Stored data entries
※ ※ ※

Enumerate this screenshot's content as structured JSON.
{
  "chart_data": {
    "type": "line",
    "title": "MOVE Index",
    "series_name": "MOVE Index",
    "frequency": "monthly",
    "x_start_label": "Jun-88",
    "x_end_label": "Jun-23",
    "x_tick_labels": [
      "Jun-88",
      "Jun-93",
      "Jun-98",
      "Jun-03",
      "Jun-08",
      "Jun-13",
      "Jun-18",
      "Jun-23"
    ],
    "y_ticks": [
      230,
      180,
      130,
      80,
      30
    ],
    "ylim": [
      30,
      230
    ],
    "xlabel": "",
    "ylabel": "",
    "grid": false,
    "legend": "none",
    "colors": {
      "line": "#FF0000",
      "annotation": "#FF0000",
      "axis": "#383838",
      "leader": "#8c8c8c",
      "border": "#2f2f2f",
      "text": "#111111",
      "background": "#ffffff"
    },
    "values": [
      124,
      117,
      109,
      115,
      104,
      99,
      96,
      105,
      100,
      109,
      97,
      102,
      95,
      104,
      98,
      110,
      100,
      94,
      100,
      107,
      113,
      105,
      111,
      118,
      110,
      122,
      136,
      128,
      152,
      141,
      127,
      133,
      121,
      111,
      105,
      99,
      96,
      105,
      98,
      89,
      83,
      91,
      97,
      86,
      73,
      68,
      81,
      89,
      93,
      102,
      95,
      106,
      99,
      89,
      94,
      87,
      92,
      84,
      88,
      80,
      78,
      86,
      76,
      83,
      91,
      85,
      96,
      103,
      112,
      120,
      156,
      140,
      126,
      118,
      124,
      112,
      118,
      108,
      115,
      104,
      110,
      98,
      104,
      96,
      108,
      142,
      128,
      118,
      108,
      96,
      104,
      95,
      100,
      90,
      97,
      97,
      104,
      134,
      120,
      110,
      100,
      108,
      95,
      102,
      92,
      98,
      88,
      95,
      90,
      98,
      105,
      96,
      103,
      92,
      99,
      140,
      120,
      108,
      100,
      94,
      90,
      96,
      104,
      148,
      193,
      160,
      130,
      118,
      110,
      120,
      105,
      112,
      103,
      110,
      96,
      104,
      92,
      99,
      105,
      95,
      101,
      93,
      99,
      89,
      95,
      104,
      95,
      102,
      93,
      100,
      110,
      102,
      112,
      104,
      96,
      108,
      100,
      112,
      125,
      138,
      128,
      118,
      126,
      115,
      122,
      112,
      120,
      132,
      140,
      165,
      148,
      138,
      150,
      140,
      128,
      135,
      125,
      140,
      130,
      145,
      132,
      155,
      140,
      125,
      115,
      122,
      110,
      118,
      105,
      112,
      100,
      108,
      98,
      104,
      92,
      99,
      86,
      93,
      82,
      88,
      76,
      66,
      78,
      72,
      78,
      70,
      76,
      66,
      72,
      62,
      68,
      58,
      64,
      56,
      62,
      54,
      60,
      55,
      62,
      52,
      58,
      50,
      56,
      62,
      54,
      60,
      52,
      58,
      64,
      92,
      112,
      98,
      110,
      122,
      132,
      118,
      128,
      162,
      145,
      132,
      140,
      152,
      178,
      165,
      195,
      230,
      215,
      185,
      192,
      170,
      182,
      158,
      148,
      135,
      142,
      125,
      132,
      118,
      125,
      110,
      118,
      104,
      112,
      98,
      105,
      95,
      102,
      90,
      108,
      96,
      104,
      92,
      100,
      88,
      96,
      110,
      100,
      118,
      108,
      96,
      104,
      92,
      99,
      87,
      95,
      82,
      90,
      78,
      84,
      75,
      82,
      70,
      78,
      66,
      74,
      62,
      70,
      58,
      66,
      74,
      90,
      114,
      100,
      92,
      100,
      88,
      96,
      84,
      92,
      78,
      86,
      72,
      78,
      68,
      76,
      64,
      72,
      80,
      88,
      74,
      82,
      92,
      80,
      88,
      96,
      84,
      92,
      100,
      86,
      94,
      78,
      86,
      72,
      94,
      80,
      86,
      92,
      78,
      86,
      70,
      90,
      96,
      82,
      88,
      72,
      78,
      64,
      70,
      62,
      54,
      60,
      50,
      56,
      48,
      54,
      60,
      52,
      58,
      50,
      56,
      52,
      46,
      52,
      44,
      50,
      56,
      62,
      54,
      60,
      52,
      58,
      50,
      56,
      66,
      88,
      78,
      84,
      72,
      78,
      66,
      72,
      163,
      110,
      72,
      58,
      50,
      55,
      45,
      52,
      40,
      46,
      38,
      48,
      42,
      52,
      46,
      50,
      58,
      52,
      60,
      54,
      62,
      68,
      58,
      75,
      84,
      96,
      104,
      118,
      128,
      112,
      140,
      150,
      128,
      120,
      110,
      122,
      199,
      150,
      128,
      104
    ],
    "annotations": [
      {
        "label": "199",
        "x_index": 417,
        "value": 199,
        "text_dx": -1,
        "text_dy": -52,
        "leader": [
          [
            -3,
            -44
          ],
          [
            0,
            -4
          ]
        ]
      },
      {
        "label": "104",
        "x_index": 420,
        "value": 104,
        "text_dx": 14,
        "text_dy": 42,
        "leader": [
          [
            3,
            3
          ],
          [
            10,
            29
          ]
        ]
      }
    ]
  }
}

※ ※ ※

■ Task brief ■
Send back all of the entries exactly, with nothing missing.

■ Task result ■
Enumerate this screenshot's content as structured JSON.
{
  "chart_data": {
    "type": "line",
    "title": "MOVE Index",
    "series_name": "MOVE Index",
    "frequency": "monthly",
    "x_start_label": "Jun-88",
    "x_end_label": "Jun-23",
    "x_tick_labels": [
      "Jun-88",
      "Jun-93",
      "Jun-98",
      "Jun-03",
      "Jun-08",
      "Jun-13",
      "Jun-18",
      "Jun-23"
    ],
    "y_ticks": [
      230,
      180,
      130,
      80,
      30
    ],
    "ylim": [
      30,
      230
    ],
    "xlabel": "",
    "ylabel": "",
    "grid": false,
    "legend": "none",
    "colors": {
      "line": "#FF0000",
      "annotation": "#FF0000",
      "axis": "#383838",
      "leader": "#8c8c8c",
      "border": "#2f2f2f",
      "text": "#111111",
      "background": "#ffffff"
    },
    "values": [
      124,
      117,
      109,
      115,
      104,
      99,
      96,
      105,
      100,
      109,
      97,
      102,
      95,
      104,
      98,
      110,
      100,
      94,
      100,
      107,
      113,
      105,
      111,
      118,
      110,
      122,
      136,
      128,
      152,
      141,
      127,
      133,
      121,
      111,
      105,
      99,
      96,
      105,
      98,
      89,
      83,
      91,
      97,
      86,
      73,
      68,
      81,
      89,
      93,
      102,
      95,
      106,
      99,
      89,
      94,
      87,
      92,
      84,
      88,
      80,
      78,
      86,
      76,
      83,
      91,
      85,
      96,
      103,
      112,
      120,
      156,
      140,
      126,
      118,
      124,
      112,
      118,
      108,
      115,
      104,
      110,
      98,
      104,
      96,
      108,
      142,
      128,
      118,
      108,
      96,
      104,
      95,
      100,
      90,
      97,
      97,
      104,
      134,
      120,
      110,
      100,
      108,
      95,
      102,
      92,
      98,
      88,
      95,
      90,
      98,
      105,
      96,
      103,
      92,
      99,
      140,
      120,
      108,
      100,
      94,
      90,
      96,
      104,
      148,
      193,
      160,
      130,
      118,
      110,
      120,
      105,
      112,
      103,
      110,
      96,
      104,
      92,
      99,
      105,
      95,
      101,
      93,
      99,
      89,
      95,
      104,
      95,
      102,
      93,
      100,
      110,
      102,
      112,
      104,
      96,
      108,
      100,
      112,
      125,
      138,
      128,
      118,
      126,
      115,
      122,
      112,
      120,
      132,
      140,
      165,
      148,
      138,
      150,
      140,
      128,
      135,
      125,
      140,
      130,
      145,
      132,
      155,
      140,
      125,
      115,
      122,
      110,
      118,
      105,
      112,
      100,
      108,
      98,
      104,
      92,
      99,
      86,
      93,
      82,
      88,
      76,
      66,
      78,
      72,
      78,
      70,
      76,
      66,
      72,
      62,
      68,
      58,
      64,
      56,
      62,
      54,
      60,
      55,
      62,
      52,
      58,
      50,
      56,
      62,
      54,
      60,
      52,
      58,
      64,
      92,
      112,
      98,
      110,
      122,
      132,
      118,
      128,
      162,
      145,
      132,
      140,
      152,
      178,
      165,
      195,
      230,
      215,
      185,
      192,
      170,
      182,
      158,
      148,
      135,
      142,
      125,
      132,
      118,
      125,
      110,
      118,
      104,
      112,
      98,
      105,
      95,
      102,
      90,
      108,
      96,
      104,
      92,
      100,
      88,
      96,
      110,
      100,
      118,
      108,
      96,
      104,
      92,
      99,
      87,
      95,
      82,
      90,
      78,
      84,
      75,
      82,
      70,
      78,
      66,
      74,
      62,
      70,
      58,
      66,
      74,
      90,
      114,
      100,
      92,
      100,
      88,
      96,
      84,
      92,
      78,
      86,
      72,
      78,
      68,
      76,
      64,
      72,
      80,
      88,
      74,
      82,
      92,
      80,
      88,
      96,
      84,
      92,
      100,
      86,
      94,
      78,
      86,
      72,
      94,
      80,
      86,
      92,
      78,
      86,
      70,
      90,
      96,
      82,
      88,
      72,
      78,
      64,
      70,
      62,
      54,
      60,
      50,
      56,
      48,
      54,
      60,
      52,
      58,
      50,
      56,
      52,
      46,
      52,
      44,
      50,
      56,
      62,
      54,
      60,
      52,
      58,
      50,
      56,
      66,
      88,
      78,
      84,
      72,
      78,
      66,
      72,
      163,
      110,
      72,
      58,
      50,
      55,
      45,
      52,
      40,
      46,
      38,
      48,
      42,
      52,
      46,
      50,
      58,
      52,
      60,
      54,
      62,
      68,
      58,
      75,
      84,
      96,
      104,
      118,
      128,
      112,
      140,
      150,
      128,
      120,
      110,
      122,
      199,
      150,
      128,
      104
    ],
    "annotations": [
      {
        "label": "199",
        "x_index": 417,
        "value": 199,
        "text_dx": -1,
        "text_dy": -52,
        "leader": [
          [
            -3,
            -44
          ],
          [
            0,
            -4
          ]
        ]
      },
      {
        "label": "104",
        "x_index": 420,
        "value": 104,
        "text_dx": 14,
        "text_dy": 42,
        "leader": [
          [
            3,
            3
          ],
          [
            10,
            29
          ]
        ]
      }
    ]
  }
}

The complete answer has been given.